§ TASK GOAL
Find every line with the word "Other". Copy those lines.

§ THE RECORDS
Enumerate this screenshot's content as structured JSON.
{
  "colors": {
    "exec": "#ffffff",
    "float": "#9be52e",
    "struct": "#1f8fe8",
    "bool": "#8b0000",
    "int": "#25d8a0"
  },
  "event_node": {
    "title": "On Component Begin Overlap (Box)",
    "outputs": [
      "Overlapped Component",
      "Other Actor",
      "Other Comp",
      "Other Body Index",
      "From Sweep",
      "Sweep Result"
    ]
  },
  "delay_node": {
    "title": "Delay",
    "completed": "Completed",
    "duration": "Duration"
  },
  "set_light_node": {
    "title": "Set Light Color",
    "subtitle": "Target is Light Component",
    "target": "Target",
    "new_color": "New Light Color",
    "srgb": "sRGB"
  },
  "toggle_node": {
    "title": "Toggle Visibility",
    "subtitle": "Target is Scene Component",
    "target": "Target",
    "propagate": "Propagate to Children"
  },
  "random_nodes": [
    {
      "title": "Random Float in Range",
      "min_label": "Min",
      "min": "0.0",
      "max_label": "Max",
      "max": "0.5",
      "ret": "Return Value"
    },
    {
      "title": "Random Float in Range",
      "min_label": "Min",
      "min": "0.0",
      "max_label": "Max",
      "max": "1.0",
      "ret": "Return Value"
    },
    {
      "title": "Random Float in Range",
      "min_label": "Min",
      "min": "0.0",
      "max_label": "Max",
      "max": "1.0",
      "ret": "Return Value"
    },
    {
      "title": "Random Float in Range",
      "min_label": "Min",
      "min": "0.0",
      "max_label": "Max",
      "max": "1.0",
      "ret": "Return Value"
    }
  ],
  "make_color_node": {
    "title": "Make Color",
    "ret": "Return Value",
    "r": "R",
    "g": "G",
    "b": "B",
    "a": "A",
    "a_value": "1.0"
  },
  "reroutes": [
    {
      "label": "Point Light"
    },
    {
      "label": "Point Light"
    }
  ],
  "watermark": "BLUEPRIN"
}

* * *

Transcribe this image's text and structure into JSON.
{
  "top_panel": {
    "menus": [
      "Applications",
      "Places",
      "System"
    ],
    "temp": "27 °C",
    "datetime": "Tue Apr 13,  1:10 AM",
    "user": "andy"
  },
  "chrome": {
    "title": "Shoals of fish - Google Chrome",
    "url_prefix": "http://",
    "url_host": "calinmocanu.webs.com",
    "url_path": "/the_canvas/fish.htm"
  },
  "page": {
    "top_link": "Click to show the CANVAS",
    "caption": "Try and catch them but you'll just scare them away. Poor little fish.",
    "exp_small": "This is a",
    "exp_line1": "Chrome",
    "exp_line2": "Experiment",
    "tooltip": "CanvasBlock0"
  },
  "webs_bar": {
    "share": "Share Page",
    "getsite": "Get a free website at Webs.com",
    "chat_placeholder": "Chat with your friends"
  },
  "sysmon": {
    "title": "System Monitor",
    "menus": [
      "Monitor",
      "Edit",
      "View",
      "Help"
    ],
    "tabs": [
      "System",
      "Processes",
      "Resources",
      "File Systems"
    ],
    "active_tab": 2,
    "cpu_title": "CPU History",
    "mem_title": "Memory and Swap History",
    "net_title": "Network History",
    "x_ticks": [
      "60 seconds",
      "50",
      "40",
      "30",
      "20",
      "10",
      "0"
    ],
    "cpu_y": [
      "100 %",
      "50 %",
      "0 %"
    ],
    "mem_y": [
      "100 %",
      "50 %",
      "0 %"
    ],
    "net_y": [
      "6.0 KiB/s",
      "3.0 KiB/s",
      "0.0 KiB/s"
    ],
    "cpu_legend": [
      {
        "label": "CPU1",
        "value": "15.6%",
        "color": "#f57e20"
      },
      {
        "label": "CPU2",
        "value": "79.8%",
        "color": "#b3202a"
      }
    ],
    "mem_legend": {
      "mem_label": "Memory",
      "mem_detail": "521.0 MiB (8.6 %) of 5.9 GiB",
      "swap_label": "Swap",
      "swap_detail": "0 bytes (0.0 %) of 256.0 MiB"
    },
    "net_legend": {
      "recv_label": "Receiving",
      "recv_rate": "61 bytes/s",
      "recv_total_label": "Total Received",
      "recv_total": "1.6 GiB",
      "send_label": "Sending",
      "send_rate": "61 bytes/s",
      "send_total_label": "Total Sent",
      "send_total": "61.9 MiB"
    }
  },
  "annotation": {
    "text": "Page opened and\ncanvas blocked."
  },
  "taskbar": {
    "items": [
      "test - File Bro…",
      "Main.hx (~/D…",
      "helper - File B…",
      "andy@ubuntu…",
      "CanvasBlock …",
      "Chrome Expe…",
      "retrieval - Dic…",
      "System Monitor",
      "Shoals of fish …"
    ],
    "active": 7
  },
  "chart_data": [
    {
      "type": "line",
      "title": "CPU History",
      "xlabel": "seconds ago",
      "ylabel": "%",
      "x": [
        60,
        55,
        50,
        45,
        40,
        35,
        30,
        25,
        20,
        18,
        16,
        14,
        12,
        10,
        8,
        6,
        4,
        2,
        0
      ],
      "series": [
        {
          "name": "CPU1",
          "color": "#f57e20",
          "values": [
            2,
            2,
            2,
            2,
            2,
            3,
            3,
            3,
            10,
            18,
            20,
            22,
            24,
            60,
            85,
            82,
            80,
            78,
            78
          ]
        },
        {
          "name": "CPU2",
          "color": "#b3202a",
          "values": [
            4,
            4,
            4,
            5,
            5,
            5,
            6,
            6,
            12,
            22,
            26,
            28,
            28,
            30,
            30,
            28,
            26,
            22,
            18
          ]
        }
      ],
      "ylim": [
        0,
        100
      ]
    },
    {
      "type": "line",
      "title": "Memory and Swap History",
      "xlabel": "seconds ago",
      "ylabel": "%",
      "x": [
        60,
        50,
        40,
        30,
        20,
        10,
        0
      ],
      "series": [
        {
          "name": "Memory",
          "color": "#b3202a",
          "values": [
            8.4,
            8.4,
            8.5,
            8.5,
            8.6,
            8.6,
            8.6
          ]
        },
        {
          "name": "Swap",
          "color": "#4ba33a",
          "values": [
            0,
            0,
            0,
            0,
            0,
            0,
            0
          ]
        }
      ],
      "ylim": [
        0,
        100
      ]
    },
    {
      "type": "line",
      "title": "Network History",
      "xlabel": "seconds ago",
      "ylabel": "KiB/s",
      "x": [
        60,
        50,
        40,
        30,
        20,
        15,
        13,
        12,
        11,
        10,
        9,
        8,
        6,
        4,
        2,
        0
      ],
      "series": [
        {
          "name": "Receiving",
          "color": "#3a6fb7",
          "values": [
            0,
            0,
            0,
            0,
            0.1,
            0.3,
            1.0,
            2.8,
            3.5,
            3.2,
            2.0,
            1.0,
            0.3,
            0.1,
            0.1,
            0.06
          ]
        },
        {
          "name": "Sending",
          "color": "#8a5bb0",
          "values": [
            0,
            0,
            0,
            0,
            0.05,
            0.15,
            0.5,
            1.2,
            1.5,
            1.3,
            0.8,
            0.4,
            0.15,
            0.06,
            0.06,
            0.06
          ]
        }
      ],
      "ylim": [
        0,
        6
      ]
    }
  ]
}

§ WRITTEN RESPONSE
      "Other Actor",
      "Other Comp",
      "Other Body Index",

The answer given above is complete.